◆ Stored data ◆

◆ ◆ ◆ ◆ ◆ ◆ ◆

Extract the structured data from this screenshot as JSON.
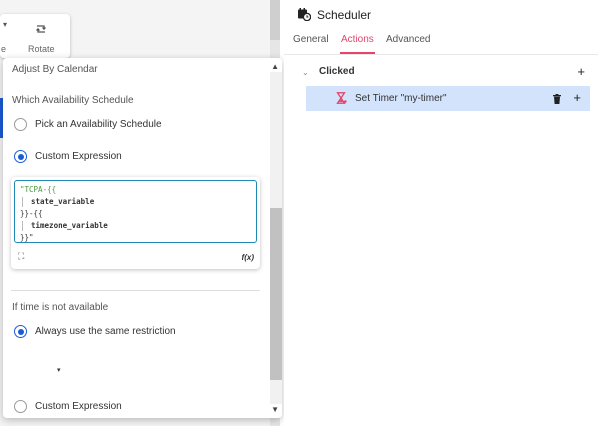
{
  "canvas_toolbar": {
    "dropdown_arrow": "▾",
    "left_label": "e",
    "rotate_label": "Rotate",
    "rotate_icon": "rotate-icon"
  },
  "popup": {
    "section_label": "Adjust By Calendar",
    "availability_heading": "Which Availability Schedule",
    "option_pick": "Pick an Availability Schedule",
    "option_custom": "Custom Expression",
    "selected": "Custom Expression",
    "expression": {
      "line1_open": "\"TCPA-{{",
      "line2_var": "state_variable",
      "line3_mid": "}}-{{",
      "line4_var": "timezone_variable",
      "line5_close": "}}\"",
      "fx_label": "f(x)"
    },
    "not_available_heading": "If time is not available",
    "option_same": "Always use the same restriction",
    "option_custom_2": "Custom Expression",
    "selected_2": "Always use the same restriction",
    "caret": "▾",
    "scroll_up": "▲",
    "scroll_down": "▼"
  },
  "right_panel": {
    "title": "Scheduler",
    "title_icon": "calendar-clock-icon",
    "tabs": [
      {
        "label": "General",
        "active": false
      },
      {
        "label": "Actions",
        "active": true
      },
      {
        "label": "Advanced",
        "active": false
      }
    ],
    "event": {
      "label": "Clicked",
      "caret": "⌄",
      "add": "+"
    },
    "action": {
      "label": "Set Timer \"my-timer\"",
      "icon": "hourglass-icon",
      "add": "+"
    }
  },
  "colors": {
    "accent_blue": "#1b5bd6",
    "tab_active": "#e5456b",
    "row_highlight": "#d2e3fb",
    "expr_border": "#1e88b6"
  }
}
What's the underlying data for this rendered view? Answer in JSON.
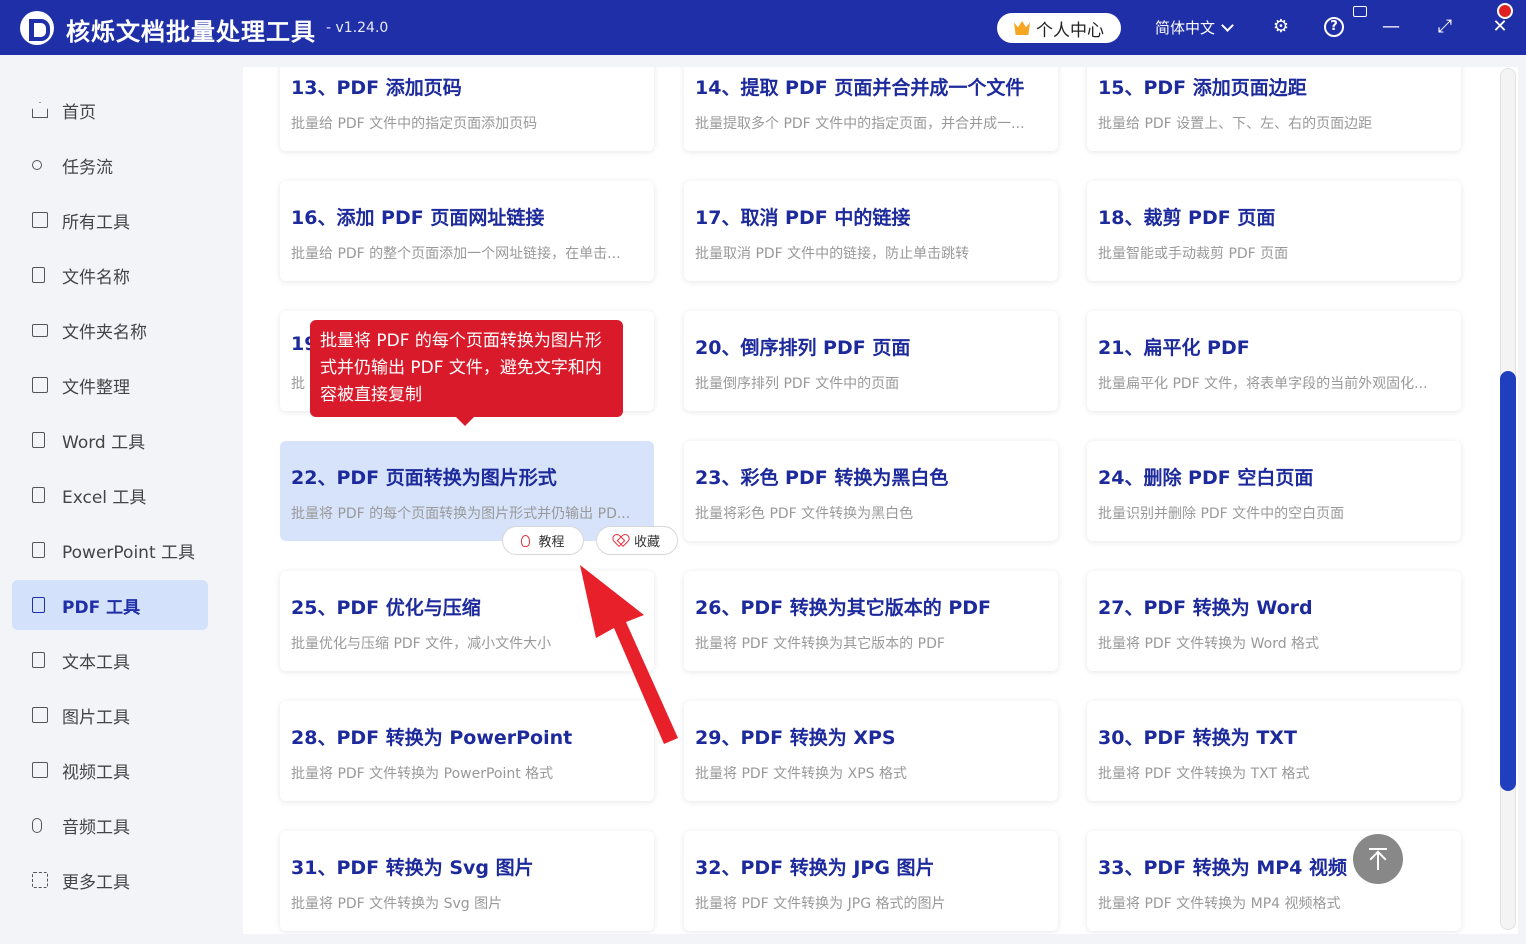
{
  "app": {
    "title": "核烁文档批量处理工具",
    "version": "- v1.24.0",
    "user_center": "个人中心",
    "language": "简体中文",
    "help": "?"
  },
  "sidebar": {
    "items": [
      {
        "label": "首页",
        "icon": "home-icon"
      },
      {
        "label": "任务流",
        "icon": "workflow-icon"
      },
      {
        "label": "所有工具",
        "icon": "monitor-icon"
      },
      {
        "label": "文件名称",
        "icon": "file-copy-icon"
      },
      {
        "label": "文件夹名称",
        "icon": "folder-icon"
      },
      {
        "label": "文件整理",
        "icon": "organize-icon"
      },
      {
        "label": "Word 工具",
        "icon": "word-icon"
      },
      {
        "label": "Excel 工具",
        "icon": "excel-icon"
      },
      {
        "label": "PowerPoint 工具",
        "icon": "powerpoint-icon"
      },
      {
        "label": "PDF 工具",
        "icon": "pdf-icon",
        "active": true
      },
      {
        "label": "文本工具",
        "icon": "text-icon"
      },
      {
        "label": "图片工具",
        "icon": "image-icon"
      },
      {
        "label": "视频工具",
        "icon": "video-icon"
      },
      {
        "label": "音频工具",
        "icon": "audio-icon"
      },
      {
        "label": "更多工具",
        "icon": "grid-icon"
      }
    ]
  },
  "tools": [
    {
      "title": "13、PDF 添加页码",
      "desc": "批量给 PDF 文件中的指定页面添加页码"
    },
    {
      "title": "14、提取 PDF 页面并合并成一个文件",
      "desc": "批量提取多个 PDF 文件中的指定页面，并合并成一..."
    },
    {
      "title": "15、PDF 添加页面边距",
      "desc": "批量给 PDF 设置上、下、左、右的页面边距"
    },
    {
      "title": "16、添加 PDF 页面网址链接",
      "desc": "批量给 PDF 的整个页面添加一个网址链接，在单击..."
    },
    {
      "title": "17、取消 PDF 中的链接",
      "desc": "批量取消 PDF 文件中的链接，防止单击跳转"
    },
    {
      "title": "18、裁剪 PDF 页面",
      "desc": "批量智能或手动裁剪 PDF 页面"
    },
    {
      "title": "19",
      "desc": "批"
    },
    {
      "title": "20、倒序排列 PDF 页面",
      "desc": "批量倒序排列 PDF 文件中的页面"
    },
    {
      "title": "21、扁平化 PDF",
      "desc": "批量扁平化 PDF 文件，将表单字段的当前外观固化..."
    },
    {
      "title": "22、PDF 页面转换为图片形式",
      "desc": "批量将 PDF 的每个页面转换为图片形式并仍输出 PD..."
    },
    {
      "title": "23、彩色 PDF 转换为黑白色",
      "desc": "批量将彩色 PDF 文件转换为黑白色"
    },
    {
      "title": "24、删除 PDF 空白页面",
      "desc": "批量识别并删除 PDF 文件中的空白页面"
    },
    {
      "title": "25、PDF 优化与压缩",
      "desc": "批量优化与压缩 PDF 文件，减小文件大小"
    },
    {
      "title": "26、PDF 转换为其它版本的 PDF",
      "desc": "批量将 PDF 文件转换为其它版本的 PDF"
    },
    {
      "title": "27、PDF 转换为 Word",
      "desc": "批量将 PDF 文件转换为 Word 格式"
    },
    {
      "title": "28、PDF 转换为 PowerPoint",
      "desc": "批量将 PDF 文件转换为 PowerPoint 格式"
    },
    {
      "title": "29、PDF 转换为 XPS",
      "desc": "批量将 PDF 文件转换为 XPS 格式"
    },
    {
      "title": "30、PDF 转换为 TXT",
      "desc": "批量将 PDF 文件转换为 TXT 格式"
    },
    {
      "title": "31、PDF 转换为 Svg 图片",
      "desc": "批量将 PDF 文件转换为 Svg 图片"
    },
    {
      "title": "32、PDF 转换为 JPG 图片",
      "desc": "批量将 PDF 文件转换为 JPG 格式的图片"
    },
    {
      "title": "33、PDF 转换为 MP4 视频",
      "desc": "批量将 PDF 文件转换为 MP4 视频格式"
    }
  ],
  "hover_actions": {
    "tutorial": "教程",
    "favorite": "收藏"
  },
  "tooltip": "批量将 PDF 的每个页面转换为图片形式并仍输出 PDF 文件，避免文字和内容被直接复制",
  "colors": {
    "brand": "#1f2fa8",
    "accent_red": "#d91a2b",
    "active_bg": "#d3e1fb"
  }
}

◆ ◆ ◆ ◆ ◆ ◆ ◆

◆ Instruction ◆
From the listing above, report the number of lines containing the string "this", without any accompanying remarks.

◆ Solution ◆
2